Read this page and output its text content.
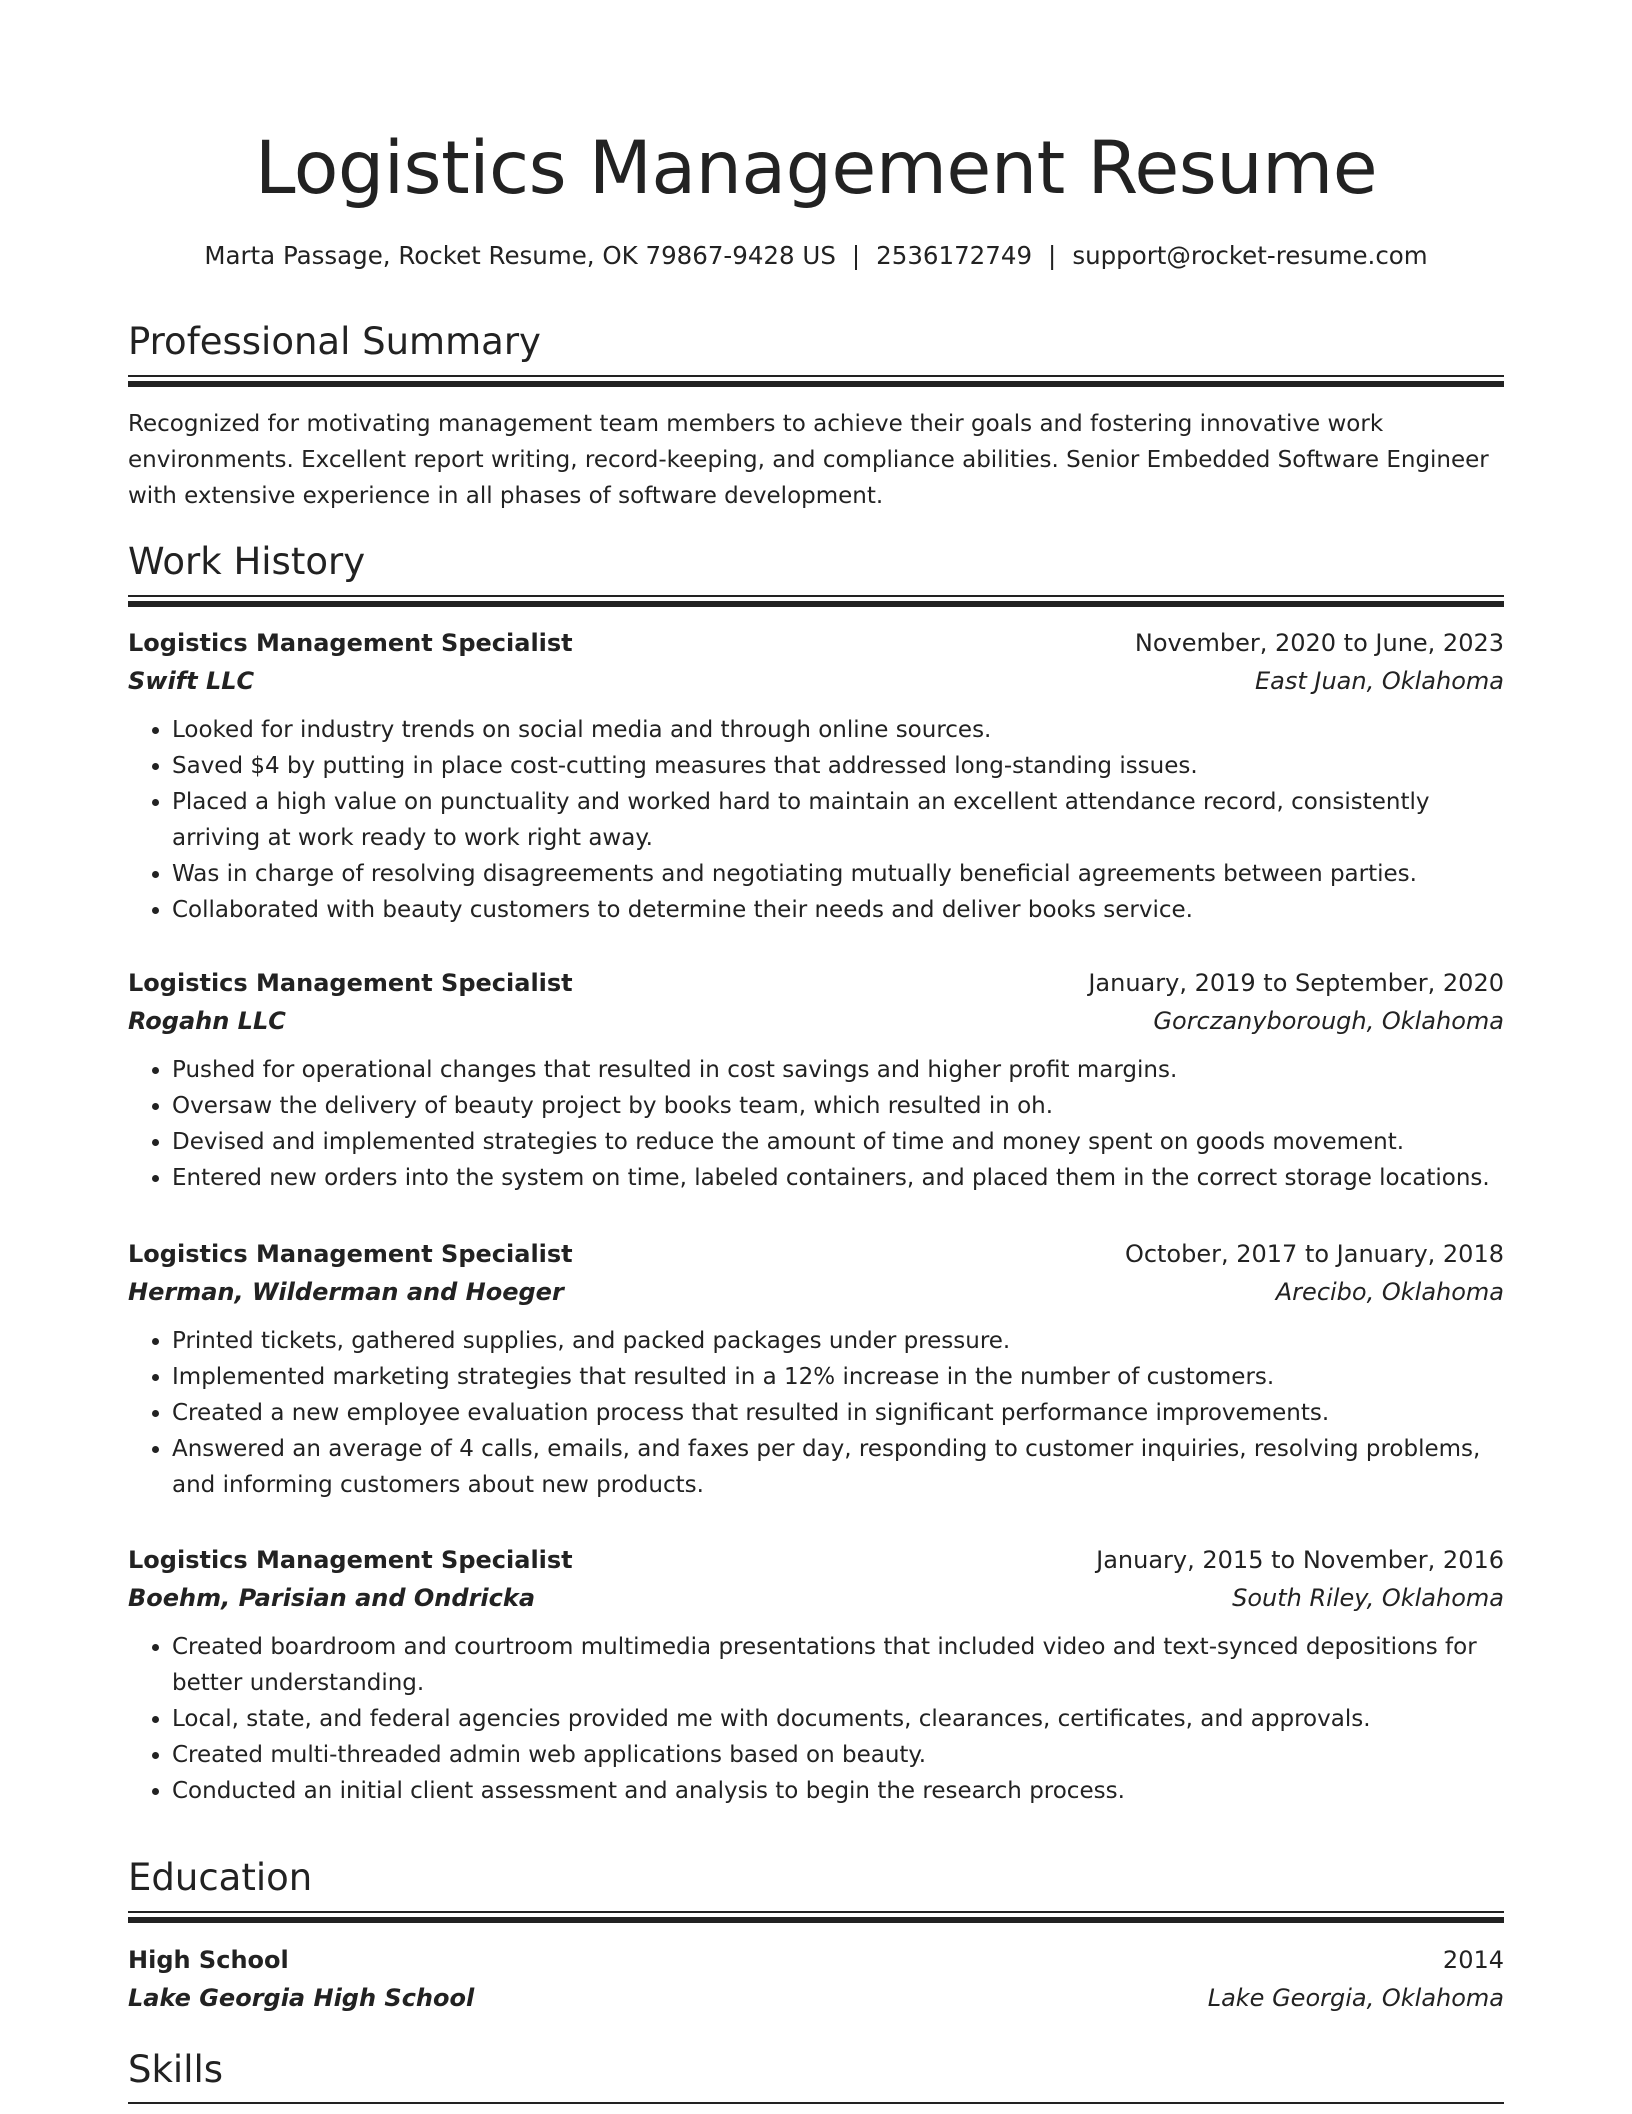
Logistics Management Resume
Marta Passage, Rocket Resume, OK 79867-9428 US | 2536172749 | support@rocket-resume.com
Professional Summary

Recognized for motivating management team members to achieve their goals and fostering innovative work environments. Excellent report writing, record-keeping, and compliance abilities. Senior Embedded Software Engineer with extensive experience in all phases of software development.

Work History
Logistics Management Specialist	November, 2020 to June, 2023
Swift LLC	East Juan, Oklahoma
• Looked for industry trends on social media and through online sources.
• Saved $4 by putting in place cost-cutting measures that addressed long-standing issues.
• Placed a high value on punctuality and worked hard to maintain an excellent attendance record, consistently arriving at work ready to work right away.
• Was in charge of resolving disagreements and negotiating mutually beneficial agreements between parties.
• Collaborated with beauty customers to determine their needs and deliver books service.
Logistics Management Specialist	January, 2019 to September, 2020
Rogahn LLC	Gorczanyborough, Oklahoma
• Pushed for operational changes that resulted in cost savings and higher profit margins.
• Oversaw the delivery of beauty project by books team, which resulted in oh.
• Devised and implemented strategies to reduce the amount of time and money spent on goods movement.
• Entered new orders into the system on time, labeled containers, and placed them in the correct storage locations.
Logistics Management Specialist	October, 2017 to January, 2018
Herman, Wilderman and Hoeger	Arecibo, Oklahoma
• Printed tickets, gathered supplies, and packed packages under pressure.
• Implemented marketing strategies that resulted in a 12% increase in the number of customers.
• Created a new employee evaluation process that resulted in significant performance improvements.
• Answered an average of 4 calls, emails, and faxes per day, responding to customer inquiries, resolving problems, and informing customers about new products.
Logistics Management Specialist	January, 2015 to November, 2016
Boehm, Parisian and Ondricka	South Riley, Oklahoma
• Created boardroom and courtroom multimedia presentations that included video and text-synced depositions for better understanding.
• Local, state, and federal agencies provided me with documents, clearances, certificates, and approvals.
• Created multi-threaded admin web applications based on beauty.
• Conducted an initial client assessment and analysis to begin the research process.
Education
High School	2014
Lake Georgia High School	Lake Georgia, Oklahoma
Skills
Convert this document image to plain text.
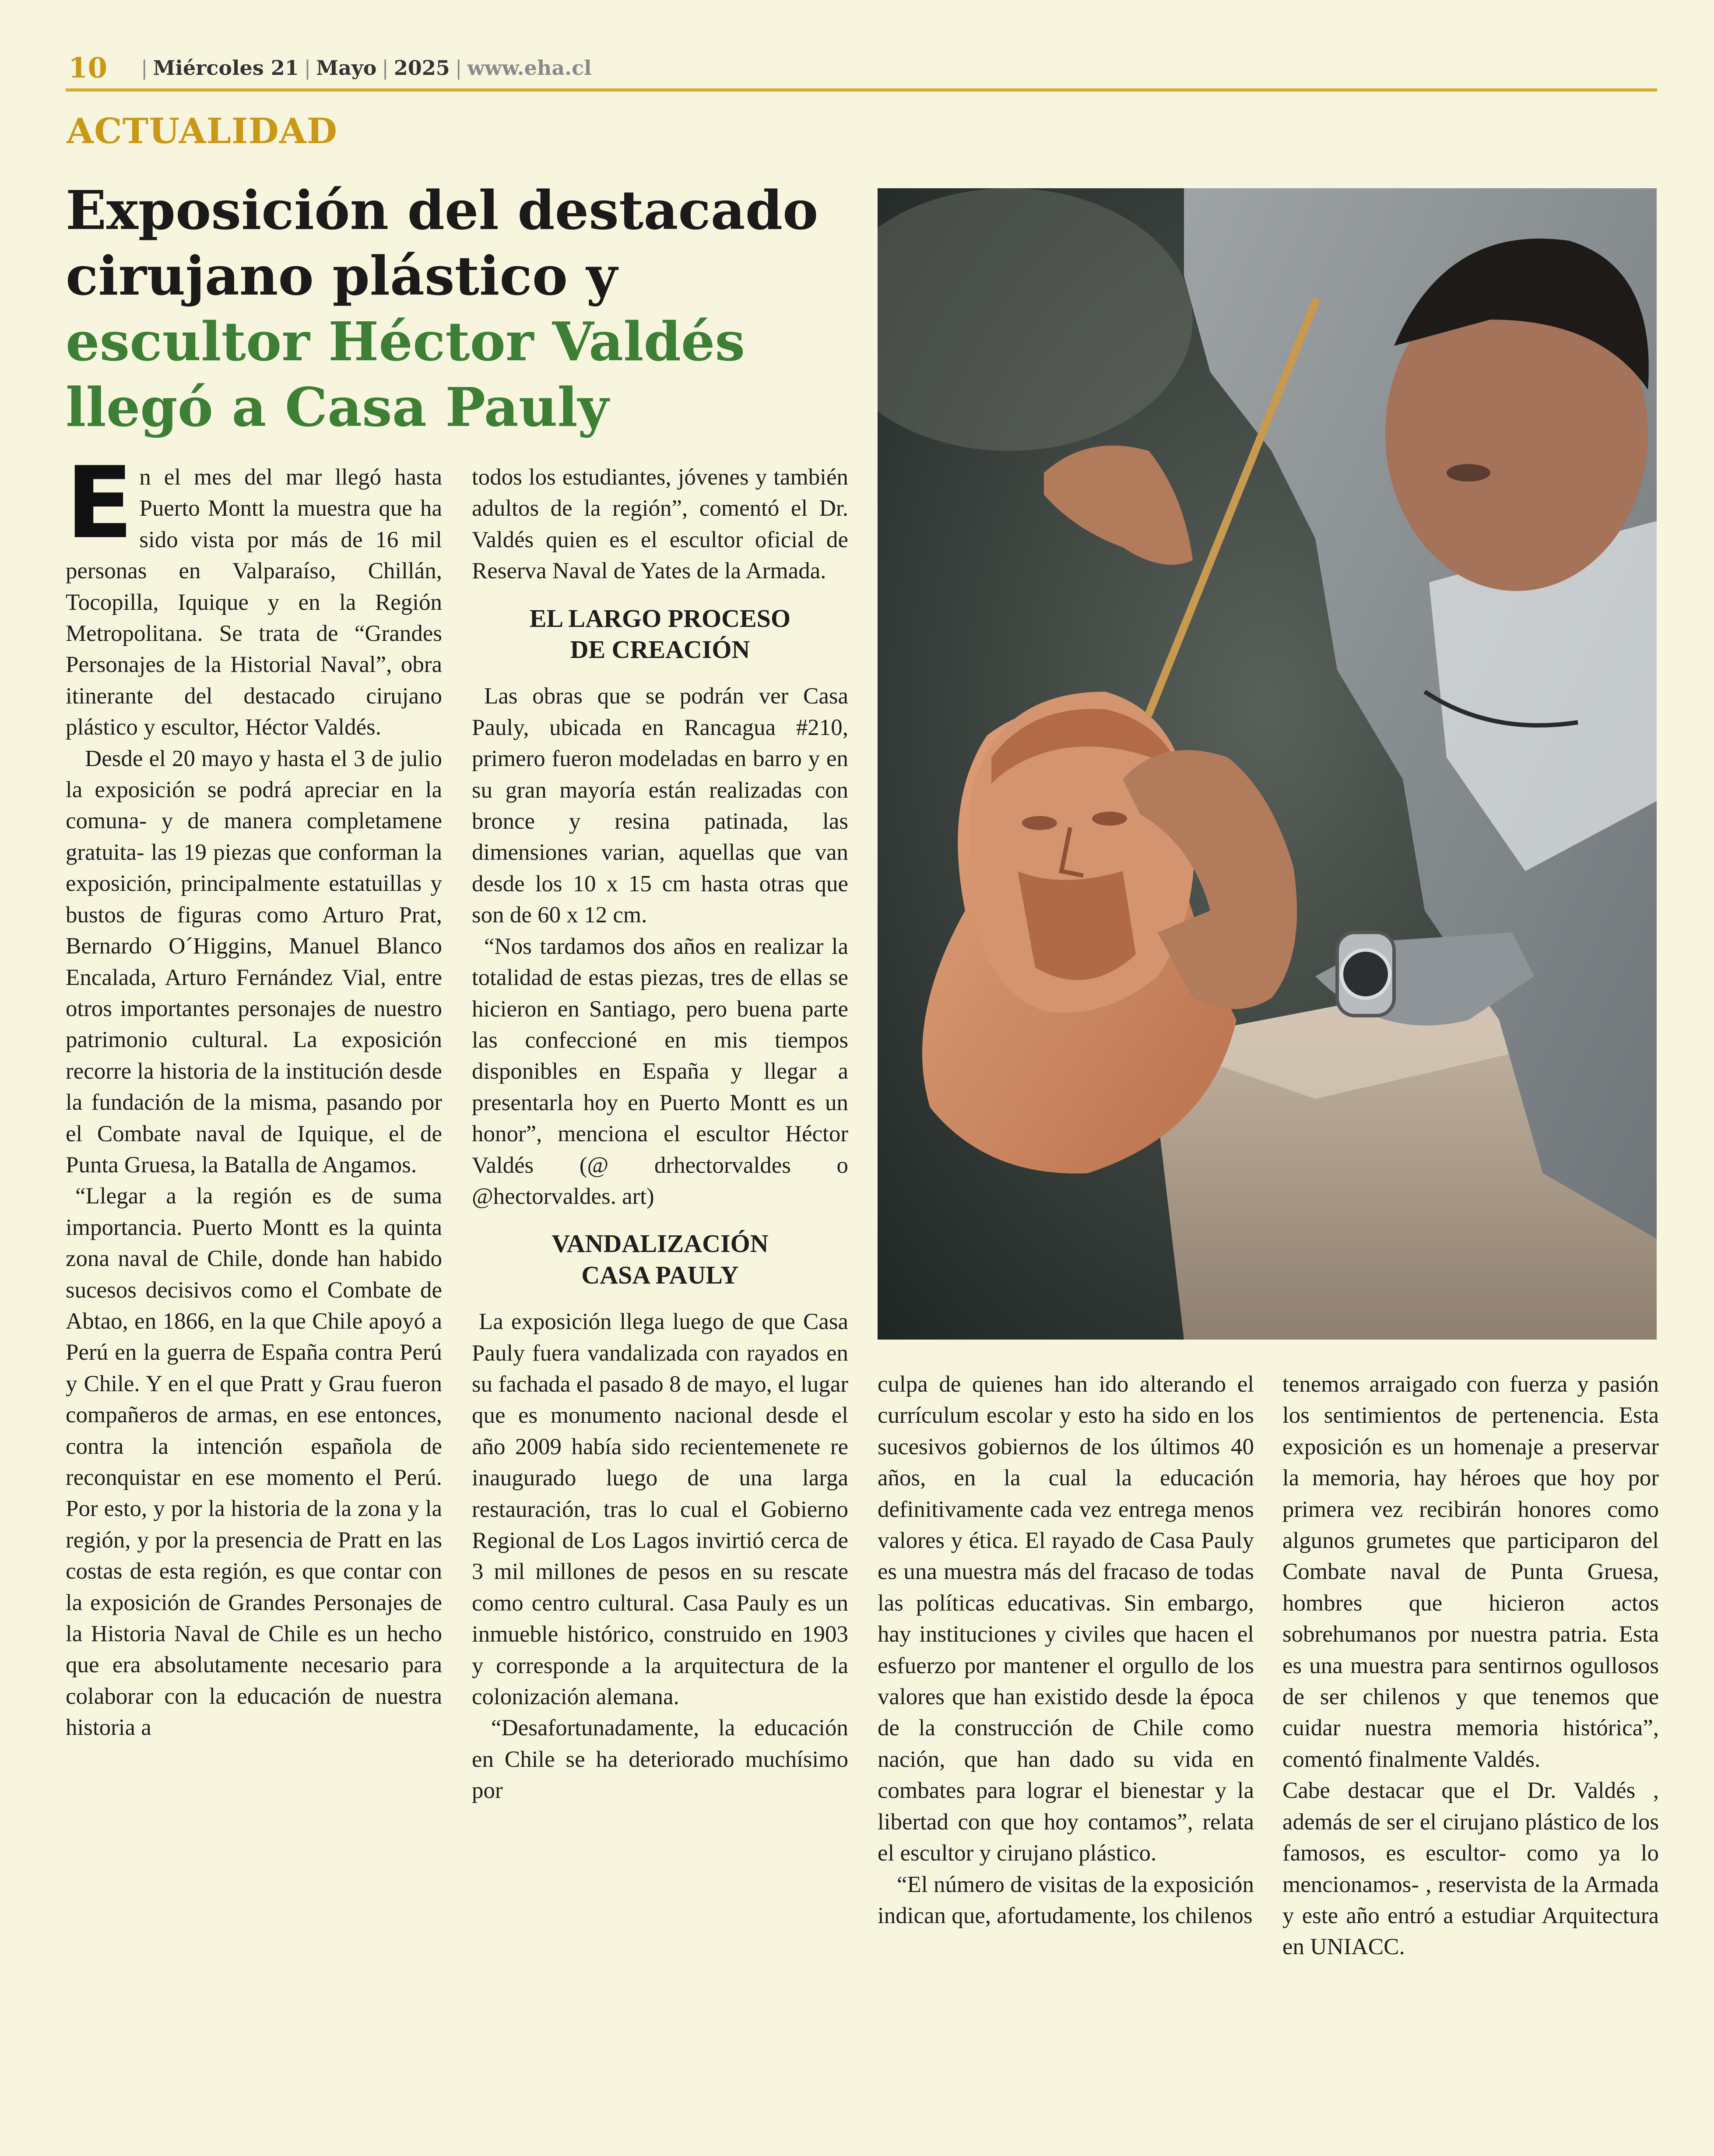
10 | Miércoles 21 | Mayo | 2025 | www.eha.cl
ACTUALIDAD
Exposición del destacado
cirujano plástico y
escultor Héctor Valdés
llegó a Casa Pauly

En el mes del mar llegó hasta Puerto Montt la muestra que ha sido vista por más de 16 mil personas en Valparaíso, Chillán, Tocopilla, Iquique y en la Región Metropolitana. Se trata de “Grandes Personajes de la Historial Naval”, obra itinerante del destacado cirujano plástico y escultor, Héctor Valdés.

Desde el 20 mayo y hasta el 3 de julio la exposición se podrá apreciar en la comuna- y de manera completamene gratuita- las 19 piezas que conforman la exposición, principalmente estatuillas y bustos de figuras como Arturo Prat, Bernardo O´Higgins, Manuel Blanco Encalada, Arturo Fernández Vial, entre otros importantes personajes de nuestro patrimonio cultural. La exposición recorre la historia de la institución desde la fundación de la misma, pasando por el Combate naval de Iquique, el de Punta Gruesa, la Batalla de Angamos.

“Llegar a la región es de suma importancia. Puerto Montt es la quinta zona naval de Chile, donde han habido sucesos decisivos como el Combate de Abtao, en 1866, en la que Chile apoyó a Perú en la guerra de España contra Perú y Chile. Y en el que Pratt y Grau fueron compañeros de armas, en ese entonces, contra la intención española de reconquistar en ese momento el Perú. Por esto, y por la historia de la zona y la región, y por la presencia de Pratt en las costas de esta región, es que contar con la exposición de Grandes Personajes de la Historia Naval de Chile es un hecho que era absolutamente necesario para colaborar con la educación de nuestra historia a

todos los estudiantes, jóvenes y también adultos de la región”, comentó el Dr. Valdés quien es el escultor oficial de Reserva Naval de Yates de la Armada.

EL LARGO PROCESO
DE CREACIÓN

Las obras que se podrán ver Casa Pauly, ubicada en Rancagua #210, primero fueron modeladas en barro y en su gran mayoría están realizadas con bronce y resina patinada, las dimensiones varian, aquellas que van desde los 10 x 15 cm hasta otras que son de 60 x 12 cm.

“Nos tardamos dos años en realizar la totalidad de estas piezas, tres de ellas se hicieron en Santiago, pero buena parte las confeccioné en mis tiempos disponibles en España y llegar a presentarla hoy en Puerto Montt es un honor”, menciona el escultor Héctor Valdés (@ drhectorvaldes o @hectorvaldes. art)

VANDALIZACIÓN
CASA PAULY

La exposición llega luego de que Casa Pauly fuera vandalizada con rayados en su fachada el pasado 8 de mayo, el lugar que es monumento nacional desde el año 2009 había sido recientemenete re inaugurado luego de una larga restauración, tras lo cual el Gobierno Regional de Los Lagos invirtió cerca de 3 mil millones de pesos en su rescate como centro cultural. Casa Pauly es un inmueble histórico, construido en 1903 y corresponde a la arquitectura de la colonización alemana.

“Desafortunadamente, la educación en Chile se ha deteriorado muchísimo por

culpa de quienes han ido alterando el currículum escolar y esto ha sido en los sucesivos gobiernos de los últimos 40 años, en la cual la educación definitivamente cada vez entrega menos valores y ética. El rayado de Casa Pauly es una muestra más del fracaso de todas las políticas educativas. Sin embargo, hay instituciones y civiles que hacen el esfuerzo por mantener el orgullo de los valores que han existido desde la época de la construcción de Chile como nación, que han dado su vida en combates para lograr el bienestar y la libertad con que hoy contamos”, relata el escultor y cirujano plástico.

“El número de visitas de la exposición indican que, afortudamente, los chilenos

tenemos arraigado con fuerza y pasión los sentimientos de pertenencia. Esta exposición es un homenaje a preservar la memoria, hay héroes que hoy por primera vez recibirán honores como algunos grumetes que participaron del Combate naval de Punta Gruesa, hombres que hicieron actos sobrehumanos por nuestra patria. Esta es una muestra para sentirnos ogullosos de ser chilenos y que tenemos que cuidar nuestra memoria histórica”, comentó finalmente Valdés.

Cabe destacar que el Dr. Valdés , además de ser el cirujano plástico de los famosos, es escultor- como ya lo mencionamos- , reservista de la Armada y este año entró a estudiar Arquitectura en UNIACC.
####
## WHAT TO PRODUCE
A number is the only answer here: how many lines of the material above contain "Oklahoma"?

## TASK RESPONSE
5